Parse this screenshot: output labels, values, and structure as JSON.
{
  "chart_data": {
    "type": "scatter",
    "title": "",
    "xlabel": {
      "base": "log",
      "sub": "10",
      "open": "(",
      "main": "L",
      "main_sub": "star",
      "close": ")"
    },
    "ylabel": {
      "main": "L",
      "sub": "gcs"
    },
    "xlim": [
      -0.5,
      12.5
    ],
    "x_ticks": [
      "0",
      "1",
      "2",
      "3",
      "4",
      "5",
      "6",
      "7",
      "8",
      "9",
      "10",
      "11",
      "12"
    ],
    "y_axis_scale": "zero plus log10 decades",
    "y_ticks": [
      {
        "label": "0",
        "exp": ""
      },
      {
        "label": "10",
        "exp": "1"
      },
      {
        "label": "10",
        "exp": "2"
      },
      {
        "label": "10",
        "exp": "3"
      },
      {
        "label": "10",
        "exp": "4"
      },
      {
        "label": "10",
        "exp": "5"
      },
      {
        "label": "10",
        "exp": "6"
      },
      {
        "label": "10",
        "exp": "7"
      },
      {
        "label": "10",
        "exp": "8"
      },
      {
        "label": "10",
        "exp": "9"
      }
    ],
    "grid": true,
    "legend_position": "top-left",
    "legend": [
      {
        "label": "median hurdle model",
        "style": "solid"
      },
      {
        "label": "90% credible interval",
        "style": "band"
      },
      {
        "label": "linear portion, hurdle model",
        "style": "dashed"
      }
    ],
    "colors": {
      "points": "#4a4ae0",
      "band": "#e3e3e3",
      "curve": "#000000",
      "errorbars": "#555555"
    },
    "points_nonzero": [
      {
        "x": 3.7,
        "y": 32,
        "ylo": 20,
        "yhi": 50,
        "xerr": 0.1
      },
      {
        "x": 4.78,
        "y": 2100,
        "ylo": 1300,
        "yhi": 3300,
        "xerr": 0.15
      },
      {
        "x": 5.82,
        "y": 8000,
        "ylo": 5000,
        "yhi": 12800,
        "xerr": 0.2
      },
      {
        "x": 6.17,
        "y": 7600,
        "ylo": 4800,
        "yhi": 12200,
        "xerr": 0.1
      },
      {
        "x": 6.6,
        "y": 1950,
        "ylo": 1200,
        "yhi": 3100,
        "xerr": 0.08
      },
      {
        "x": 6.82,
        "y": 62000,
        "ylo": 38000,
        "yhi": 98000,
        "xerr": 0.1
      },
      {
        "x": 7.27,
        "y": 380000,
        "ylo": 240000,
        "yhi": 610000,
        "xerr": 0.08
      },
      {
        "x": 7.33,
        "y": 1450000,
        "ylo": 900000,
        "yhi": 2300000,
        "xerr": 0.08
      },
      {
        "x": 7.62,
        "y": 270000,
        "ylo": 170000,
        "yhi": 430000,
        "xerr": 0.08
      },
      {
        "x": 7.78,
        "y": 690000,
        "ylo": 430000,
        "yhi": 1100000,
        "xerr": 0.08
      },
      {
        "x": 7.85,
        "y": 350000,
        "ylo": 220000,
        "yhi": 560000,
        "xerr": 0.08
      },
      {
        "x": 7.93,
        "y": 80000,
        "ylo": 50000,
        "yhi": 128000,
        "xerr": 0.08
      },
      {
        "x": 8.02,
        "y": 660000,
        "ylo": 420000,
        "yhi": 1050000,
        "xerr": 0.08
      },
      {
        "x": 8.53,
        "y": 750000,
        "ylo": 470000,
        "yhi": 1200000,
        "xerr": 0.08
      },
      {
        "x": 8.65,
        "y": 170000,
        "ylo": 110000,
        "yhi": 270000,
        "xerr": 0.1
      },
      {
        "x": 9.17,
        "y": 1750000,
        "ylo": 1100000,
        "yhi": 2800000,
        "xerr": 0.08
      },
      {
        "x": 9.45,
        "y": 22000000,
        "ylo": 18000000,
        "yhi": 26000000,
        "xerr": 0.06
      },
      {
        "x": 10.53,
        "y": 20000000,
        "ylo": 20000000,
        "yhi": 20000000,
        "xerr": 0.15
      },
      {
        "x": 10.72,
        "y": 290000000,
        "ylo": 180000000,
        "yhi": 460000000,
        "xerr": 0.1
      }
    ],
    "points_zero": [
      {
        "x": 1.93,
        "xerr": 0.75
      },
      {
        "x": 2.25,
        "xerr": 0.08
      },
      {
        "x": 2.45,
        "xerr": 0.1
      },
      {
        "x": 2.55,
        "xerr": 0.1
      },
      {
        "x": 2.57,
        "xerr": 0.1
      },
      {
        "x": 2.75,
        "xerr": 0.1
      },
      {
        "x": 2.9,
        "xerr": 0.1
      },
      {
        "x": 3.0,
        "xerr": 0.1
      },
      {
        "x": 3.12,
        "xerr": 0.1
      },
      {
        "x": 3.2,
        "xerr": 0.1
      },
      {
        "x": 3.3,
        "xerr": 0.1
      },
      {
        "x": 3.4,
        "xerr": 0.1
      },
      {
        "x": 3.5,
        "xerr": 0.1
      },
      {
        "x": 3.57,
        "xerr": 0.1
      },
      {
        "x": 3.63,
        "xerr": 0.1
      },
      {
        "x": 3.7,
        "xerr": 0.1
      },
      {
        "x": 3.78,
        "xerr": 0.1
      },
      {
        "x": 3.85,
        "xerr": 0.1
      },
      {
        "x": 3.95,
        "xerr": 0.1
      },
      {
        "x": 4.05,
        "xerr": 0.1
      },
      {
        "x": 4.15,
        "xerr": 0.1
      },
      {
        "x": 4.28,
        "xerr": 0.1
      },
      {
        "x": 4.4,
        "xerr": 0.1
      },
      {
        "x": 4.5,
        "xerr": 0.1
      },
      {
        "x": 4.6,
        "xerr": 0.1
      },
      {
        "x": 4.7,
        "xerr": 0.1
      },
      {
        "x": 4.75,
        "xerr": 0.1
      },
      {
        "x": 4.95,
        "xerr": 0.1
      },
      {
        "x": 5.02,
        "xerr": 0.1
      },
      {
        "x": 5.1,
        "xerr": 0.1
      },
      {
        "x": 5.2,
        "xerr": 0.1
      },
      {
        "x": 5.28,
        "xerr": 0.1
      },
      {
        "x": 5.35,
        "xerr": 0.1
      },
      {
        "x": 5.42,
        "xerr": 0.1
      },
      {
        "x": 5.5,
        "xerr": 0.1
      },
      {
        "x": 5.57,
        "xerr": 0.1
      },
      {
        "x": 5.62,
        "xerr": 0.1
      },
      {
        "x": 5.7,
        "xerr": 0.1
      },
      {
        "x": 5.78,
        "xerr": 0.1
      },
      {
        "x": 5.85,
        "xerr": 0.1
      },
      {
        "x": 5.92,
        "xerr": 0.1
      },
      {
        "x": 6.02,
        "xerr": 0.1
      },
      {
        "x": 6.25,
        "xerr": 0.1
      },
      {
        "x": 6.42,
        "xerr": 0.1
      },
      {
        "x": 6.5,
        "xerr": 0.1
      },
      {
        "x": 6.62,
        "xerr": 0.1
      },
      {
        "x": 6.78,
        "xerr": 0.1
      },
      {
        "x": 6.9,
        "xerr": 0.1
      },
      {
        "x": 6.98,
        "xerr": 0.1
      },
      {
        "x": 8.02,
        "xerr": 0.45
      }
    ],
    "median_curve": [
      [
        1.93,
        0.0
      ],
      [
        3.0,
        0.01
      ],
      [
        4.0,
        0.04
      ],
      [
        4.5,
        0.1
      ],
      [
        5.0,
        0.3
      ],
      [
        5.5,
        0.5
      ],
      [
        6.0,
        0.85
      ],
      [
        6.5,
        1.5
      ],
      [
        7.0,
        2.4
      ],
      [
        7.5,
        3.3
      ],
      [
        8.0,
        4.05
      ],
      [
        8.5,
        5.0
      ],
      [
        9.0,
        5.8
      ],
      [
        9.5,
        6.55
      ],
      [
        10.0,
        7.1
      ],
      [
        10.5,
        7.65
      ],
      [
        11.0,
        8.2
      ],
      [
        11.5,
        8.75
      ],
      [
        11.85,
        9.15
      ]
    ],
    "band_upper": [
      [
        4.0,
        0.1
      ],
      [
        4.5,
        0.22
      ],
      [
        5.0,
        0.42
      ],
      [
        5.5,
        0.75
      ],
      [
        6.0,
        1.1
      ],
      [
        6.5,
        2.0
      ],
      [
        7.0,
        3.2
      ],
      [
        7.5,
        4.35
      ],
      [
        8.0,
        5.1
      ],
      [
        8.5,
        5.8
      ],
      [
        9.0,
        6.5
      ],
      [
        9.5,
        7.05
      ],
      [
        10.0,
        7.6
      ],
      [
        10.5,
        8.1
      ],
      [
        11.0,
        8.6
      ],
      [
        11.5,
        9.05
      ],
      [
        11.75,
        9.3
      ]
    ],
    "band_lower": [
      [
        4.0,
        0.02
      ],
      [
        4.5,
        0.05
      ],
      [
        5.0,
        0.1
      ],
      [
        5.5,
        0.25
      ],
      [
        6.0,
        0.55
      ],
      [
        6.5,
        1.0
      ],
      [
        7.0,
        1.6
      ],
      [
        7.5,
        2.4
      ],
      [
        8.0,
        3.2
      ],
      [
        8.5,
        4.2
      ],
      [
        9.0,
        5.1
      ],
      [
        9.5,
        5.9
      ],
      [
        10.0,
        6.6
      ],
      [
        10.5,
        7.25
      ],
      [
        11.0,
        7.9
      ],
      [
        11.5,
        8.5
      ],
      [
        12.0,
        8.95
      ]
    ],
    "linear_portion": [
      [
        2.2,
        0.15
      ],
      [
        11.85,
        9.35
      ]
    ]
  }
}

==*==

_WHAT IS NEEDED_
Copy out each line of the material that holds the word "style".

_OUTPUT BELOW_
        "style": "solid"
        "style": "band"
        "style": "dashed"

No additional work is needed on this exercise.